Page excerpt —
..............................

Merging on string variables that seem identical, but no merges produced due to differences in str19 and str47

Chinmay Sharma

Join Date: Nov 2015

Posts: 351
#1

Merging on string variables that seem identical, but no merges produced due to differences in str19 and str47

20 Jun 2018, 08:31

Hi All,

I currently have two datasets. In the first dataset, I have information on country level variables. The countries are coded as string variables and take the following form, for Afghanistan for instance:

----------------------- copy starting from the next line -----------------------

Code:

* Example generated by -dataex-. To install: ssc install dataex clear input str47 country " Afghanistan" end

------------------ copy up to and including the previous line ------------------

As can be noticed the string type is a str47. I wish to perform a 1:m merge with using data, with country as the mergng variable. In the using data, the same country, Afghanista, is inputted as:

----------------------- copy starting from the next line -----------------------

Code:

* Example generated by -dataex-. To install: ssc install dataex clear input str19 country "Afghanistan" end

------------------ copy up to and including the previous line ------------------

As can be seen, Afghanistan is spelt the exact same way, but is now coded as a str19 variable. As such, when I perform a 1:,m merge using the using data, I get precisely 0 merges. Is there a solution to this problem?

Thanks!

..............................

Reproduce word for word the passage of the forum post on merging string variables, starting at "As can be noticed" and ending at "to this problem?".

..............................

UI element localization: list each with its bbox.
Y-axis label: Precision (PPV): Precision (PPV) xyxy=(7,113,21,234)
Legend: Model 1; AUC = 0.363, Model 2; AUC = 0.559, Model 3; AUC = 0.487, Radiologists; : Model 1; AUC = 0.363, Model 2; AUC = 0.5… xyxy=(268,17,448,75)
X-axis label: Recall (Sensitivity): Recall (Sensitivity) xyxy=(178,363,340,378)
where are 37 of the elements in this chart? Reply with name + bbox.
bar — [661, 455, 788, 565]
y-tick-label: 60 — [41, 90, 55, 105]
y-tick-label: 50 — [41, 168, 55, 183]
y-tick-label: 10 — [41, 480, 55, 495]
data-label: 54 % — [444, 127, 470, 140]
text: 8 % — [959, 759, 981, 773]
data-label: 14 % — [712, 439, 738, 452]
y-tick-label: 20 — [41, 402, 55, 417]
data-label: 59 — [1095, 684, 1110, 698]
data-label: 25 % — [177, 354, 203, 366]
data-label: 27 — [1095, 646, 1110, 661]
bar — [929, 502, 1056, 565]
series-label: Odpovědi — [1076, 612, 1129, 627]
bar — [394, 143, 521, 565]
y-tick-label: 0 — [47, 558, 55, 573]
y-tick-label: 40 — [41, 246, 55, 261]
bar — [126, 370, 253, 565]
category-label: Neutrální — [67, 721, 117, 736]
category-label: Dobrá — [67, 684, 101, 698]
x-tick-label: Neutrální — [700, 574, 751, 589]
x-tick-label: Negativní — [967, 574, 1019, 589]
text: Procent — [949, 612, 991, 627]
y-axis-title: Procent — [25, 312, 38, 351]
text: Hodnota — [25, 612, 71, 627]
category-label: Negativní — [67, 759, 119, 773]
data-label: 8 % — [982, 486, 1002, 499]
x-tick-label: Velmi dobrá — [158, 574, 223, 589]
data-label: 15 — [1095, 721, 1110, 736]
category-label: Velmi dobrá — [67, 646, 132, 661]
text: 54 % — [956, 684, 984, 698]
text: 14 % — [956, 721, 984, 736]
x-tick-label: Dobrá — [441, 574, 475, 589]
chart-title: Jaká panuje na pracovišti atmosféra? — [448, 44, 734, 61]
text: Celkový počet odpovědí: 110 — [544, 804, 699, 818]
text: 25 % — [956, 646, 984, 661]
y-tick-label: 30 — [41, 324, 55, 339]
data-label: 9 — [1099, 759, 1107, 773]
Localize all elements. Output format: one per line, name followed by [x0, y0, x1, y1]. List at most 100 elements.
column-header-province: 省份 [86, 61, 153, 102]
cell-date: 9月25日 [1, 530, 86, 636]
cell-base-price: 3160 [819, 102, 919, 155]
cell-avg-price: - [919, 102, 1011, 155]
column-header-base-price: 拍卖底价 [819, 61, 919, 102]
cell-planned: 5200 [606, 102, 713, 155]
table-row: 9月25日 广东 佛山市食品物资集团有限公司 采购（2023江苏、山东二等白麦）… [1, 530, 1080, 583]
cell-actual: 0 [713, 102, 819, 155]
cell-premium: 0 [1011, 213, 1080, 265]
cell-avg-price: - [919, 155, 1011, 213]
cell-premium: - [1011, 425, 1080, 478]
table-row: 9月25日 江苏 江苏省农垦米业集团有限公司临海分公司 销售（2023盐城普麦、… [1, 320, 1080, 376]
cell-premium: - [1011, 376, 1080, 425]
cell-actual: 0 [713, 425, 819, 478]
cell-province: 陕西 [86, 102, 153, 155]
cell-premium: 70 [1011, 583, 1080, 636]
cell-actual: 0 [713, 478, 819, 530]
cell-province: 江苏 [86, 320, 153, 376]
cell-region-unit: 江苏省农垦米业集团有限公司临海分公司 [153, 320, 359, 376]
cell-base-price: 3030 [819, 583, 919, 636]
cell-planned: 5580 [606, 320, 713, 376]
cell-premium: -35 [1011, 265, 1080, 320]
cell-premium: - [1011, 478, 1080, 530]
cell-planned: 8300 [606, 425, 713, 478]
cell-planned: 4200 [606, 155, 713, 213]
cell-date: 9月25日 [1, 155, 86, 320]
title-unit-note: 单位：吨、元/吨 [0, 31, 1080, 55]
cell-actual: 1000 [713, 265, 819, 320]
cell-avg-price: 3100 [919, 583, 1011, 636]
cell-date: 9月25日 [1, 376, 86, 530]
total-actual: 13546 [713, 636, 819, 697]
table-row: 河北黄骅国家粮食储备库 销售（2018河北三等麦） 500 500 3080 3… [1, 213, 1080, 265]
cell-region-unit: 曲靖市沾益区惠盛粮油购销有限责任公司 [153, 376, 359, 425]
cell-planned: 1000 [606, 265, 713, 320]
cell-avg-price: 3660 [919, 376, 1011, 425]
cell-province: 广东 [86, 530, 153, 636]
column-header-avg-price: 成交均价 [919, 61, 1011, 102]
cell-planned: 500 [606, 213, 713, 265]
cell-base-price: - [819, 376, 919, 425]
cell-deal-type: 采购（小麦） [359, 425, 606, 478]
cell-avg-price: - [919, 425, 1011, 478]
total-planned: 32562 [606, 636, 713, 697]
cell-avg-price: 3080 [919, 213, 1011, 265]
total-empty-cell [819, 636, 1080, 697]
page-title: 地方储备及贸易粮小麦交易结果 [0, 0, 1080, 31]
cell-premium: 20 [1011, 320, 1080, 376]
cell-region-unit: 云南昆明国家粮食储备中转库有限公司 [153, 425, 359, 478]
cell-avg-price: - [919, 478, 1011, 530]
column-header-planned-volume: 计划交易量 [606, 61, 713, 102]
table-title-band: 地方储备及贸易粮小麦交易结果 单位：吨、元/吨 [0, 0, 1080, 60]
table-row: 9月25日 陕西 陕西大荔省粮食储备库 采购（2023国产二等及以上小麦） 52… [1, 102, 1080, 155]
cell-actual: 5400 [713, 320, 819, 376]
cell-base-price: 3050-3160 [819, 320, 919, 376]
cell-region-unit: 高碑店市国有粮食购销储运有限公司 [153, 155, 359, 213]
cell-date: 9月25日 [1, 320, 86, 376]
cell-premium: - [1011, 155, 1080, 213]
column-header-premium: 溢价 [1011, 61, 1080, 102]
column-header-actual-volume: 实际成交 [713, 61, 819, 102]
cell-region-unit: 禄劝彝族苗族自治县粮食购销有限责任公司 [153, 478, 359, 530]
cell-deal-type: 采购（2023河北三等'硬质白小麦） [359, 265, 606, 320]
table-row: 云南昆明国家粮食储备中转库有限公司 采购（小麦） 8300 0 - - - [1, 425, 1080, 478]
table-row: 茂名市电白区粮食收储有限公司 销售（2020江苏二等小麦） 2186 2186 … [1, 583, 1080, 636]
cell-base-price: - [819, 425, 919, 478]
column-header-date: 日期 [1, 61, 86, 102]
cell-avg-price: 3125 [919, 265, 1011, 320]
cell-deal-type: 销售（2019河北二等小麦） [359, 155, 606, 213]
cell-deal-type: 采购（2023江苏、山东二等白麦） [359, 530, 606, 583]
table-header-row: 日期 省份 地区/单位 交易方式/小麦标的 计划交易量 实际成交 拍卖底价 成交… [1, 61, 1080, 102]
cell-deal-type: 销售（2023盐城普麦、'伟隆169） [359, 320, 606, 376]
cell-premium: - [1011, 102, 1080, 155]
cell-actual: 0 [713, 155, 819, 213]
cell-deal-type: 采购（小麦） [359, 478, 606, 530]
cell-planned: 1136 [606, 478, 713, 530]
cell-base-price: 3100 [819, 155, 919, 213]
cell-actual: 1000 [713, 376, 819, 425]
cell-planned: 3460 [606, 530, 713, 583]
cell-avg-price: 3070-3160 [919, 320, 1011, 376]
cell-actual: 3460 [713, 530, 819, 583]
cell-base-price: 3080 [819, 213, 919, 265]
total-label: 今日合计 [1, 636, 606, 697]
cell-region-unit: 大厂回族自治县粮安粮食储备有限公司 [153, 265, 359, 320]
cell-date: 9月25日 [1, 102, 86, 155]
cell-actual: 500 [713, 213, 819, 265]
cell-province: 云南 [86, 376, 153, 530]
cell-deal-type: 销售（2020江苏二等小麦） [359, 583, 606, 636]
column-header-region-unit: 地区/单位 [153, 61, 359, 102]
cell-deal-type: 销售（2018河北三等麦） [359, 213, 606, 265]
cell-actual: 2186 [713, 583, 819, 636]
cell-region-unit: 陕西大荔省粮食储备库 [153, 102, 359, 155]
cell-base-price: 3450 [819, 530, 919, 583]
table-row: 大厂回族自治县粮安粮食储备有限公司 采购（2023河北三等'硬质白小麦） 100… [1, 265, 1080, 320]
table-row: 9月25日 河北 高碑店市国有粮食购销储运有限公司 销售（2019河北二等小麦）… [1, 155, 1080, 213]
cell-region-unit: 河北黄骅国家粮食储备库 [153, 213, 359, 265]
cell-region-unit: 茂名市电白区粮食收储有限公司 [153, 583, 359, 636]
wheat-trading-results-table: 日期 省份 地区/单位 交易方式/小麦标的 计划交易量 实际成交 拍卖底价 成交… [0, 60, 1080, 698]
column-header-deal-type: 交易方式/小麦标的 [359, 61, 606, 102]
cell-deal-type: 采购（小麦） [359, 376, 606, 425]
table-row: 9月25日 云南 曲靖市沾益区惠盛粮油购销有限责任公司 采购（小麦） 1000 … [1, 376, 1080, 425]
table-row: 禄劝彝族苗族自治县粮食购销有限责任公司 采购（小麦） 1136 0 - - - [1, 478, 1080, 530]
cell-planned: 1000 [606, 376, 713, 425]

..............................

Exercise answer —
As can be noticed the string type is a str47. I wish to perform a 1:m merge with using data, with country as the mergng variable. In the using data, the same country, Afghanista, is inputted as:

----------------------- copy starting from the next line -----------------------

Code:

* Example generated by -dataex-. To install: ssc install dataex clear input str19 country "Afghanistan" end

------------------ copy up to and including the previous line ------------------

As can be seen, Afghanistan is spelt the exact same way, but is now coded as a str19 variable. As such, when I perform a 1:,m merge using the using data, I get precisely 0 merges. Is there a solution to this problem?